Which lines below hold the word "shortcut"? Report each one.

■ Stored data ■
• • • •

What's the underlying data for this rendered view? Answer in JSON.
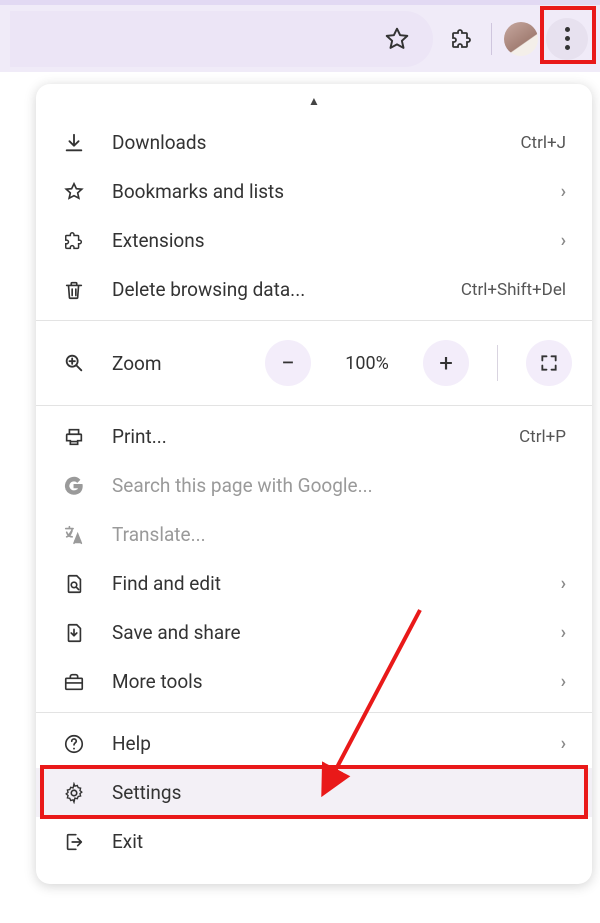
{
  "toolbar": {
    "star_tooltip": "Bookmark",
    "extensions_tooltip": "Extensions",
    "profile_tooltip": "Profile",
    "menu_tooltip": "Customize and control"
  },
  "menu": {
    "downloads": {
      "label": "Downloads",
      "shortcut": "Ctrl+J"
    },
    "bookmarks": {
      "label": "Bookmarks and lists"
    },
    "extensions": {
      "label": "Extensions"
    },
    "delete_data": {
      "label": "Delete browsing data...",
      "shortcut": "Ctrl+Shift+Del"
    },
    "zoom": {
      "label": "Zoom",
      "value": "100%"
    },
    "print": {
      "label": "Print...",
      "shortcut": "Ctrl+P"
    },
    "search_page": {
      "label": "Search this page with Google..."
    },
    "translate": {
      "label": "Translate..."
    },
    "find_edit": {
      "label": "Find and edit"
    },
    "save_share": {
      "label": "Save and share"
    },
    "more_tools": {
      "label": "More tools"
    },
    "help": {
      "label": "Help"
    },
    "settings": {
      "label": "Settings"
    },
    "exit": {
      "label": "Exit"
    }
  },
  "annotation": {
    "highlight_color": "#e91919"
  }
}
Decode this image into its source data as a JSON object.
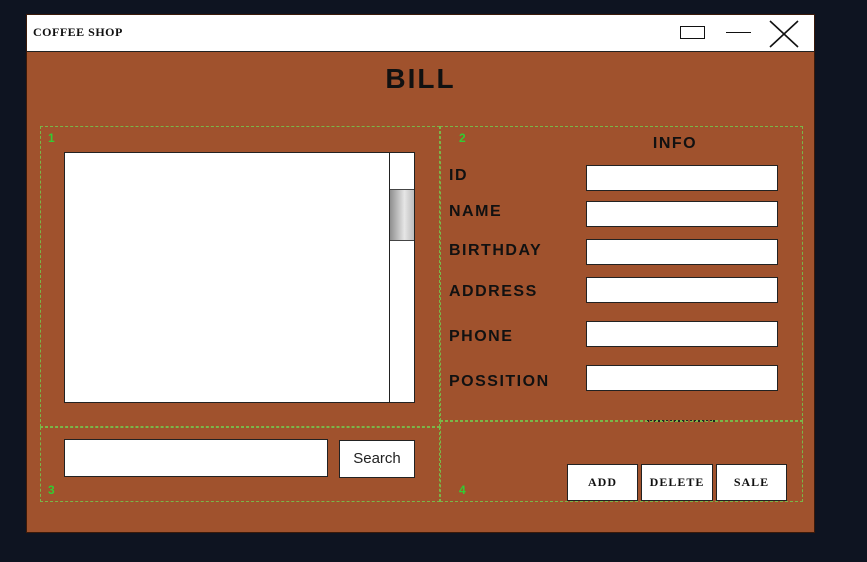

• • • •

■ Solution to the exercise ■
      "shortcut": "Ctrl+J"
      "shortcut": "Ctrl+Shift+Del"
      "shortcut": "Ctrl+P"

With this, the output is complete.